[Reading passage]
From Goddess to Victim in Seconds Flat

The little goddess was bored after several days stuck mostly inside because it was too hot and humid (for this family, anyway) to go do anything outside, even visit the beach 15 minutes away. She was getting poopy, and so the wife sent her and me outdoors (since mama wasn’t feeling all that well…hmmmm…convenient…oh, OK, she legitimately wasn’t feeling well but let me get my dig in because I didn’t want to go outside and I got bit four times even with bug repellent on!)

*ahem*

Anyway, that’s how we ended up outside with my wee deity spending most of the time doing chalk art. She’s always loved doing it, but one of the artists who volunteers at my wife’s neighborhood center for local youth has been sharing more than just indoor arts and crafts skills with my daughter (who likes to go to the center a day or two each week so she can distract mom from running the place as executive director), so she was really into it.

Also, she was not pleased with the ants walking across her art as she felt their feet would mess her work up somehow. So, she exhaled on them with all the fury of a very mini femme version of the Big Bad Wolf, actually blowing them away, and taunting them with threats like, “How do you like that hurricane? Want more?”

After she had vanquished the ants whom she simultaneously praised for being fans of her work even as she cursed their trespassing (so like a deity, right?), she had this to say:

Yeah, take it like a maaaaa-aaaaan! That’s right: go home crying to your maaaa-maaaa! That’s what you get for crawling on my art!

Less than a minute later…

“Ahhhh ahhhh aiieeeee! Oh! No!” (as she jumps away from a harmless beetle buzzing around then tries to leap away from a mosquito that was already on her ankle attached and sucking).

[What you should do] Can you extract the part of the blog post from "After she had" up to and including "attached and sucking)."? Work only from the blog post above.

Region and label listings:
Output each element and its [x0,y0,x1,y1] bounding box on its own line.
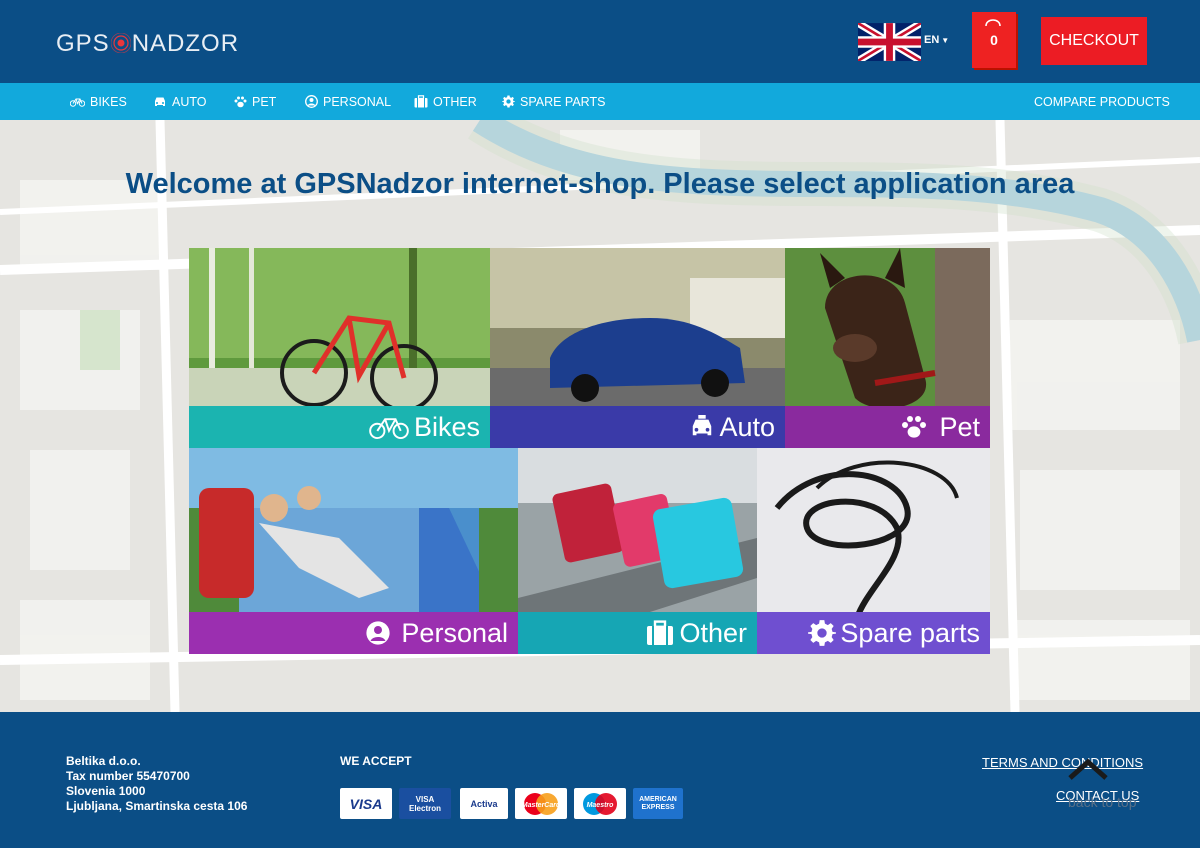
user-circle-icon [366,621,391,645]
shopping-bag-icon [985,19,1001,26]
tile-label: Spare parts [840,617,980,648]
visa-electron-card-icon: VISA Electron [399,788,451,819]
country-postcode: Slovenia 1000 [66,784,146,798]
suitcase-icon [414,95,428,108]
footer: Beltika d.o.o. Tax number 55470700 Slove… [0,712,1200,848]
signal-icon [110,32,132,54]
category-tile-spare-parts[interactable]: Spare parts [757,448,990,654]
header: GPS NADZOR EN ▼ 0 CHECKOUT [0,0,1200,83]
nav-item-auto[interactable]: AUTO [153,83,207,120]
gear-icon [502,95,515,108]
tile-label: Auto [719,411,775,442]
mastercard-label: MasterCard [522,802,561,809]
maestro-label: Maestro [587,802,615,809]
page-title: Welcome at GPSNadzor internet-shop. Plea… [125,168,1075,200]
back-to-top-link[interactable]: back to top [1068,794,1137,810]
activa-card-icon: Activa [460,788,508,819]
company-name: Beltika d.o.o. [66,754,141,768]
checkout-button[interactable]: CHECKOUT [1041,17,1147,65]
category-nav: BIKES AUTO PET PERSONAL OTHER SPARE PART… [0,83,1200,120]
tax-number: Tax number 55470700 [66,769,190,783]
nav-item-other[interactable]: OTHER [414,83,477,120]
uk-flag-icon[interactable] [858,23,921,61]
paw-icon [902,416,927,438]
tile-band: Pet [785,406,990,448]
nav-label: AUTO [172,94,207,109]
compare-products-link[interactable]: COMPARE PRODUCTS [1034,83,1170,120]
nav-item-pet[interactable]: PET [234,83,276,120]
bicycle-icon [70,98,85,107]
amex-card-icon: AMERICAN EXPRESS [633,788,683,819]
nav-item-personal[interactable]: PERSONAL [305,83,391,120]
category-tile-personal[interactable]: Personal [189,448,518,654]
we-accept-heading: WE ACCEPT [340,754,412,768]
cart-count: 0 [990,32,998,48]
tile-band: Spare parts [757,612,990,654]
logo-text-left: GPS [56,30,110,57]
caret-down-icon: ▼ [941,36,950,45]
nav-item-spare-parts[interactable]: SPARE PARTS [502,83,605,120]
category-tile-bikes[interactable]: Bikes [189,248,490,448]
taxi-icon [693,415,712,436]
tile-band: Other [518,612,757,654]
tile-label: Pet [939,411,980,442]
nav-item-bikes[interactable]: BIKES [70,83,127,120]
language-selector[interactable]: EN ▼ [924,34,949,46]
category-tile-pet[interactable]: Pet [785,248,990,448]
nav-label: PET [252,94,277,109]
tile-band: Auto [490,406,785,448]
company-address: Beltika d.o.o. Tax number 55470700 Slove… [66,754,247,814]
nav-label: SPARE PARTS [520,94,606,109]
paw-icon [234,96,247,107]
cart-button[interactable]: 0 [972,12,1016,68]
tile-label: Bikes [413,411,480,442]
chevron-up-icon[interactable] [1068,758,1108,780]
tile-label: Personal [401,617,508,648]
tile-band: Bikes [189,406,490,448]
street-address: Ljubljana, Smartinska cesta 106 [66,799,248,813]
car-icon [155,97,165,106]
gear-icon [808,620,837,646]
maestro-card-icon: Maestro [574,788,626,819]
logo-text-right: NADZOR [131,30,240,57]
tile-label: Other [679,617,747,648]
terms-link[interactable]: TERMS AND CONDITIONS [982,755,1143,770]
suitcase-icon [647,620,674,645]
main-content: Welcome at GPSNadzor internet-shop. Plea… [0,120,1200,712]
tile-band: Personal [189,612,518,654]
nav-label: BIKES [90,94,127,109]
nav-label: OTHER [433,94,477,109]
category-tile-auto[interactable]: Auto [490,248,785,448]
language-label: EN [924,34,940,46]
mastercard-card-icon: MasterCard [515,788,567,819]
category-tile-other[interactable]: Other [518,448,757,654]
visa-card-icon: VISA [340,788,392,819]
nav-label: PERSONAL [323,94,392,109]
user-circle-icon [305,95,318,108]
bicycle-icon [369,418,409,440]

[Exercise solution]
After she had vanquished the ants whom she simultaneously praised for being fans of her work even as she cursed their trespassing (so like a deity, right?), she had this to say:

Yeah, take it like a maaaaa-aaaaan! That’s right: go home crying to your maaaa-maaaa! That’s what you get for crawling on my art!

Less than a minute later…

“Ahhhh ahhhh aiieeeee! Oh! No!” (as she jumps away from a harmless beetle buzzing around then tries to leap away from a mosquito that was already on her ankle attached and sucking).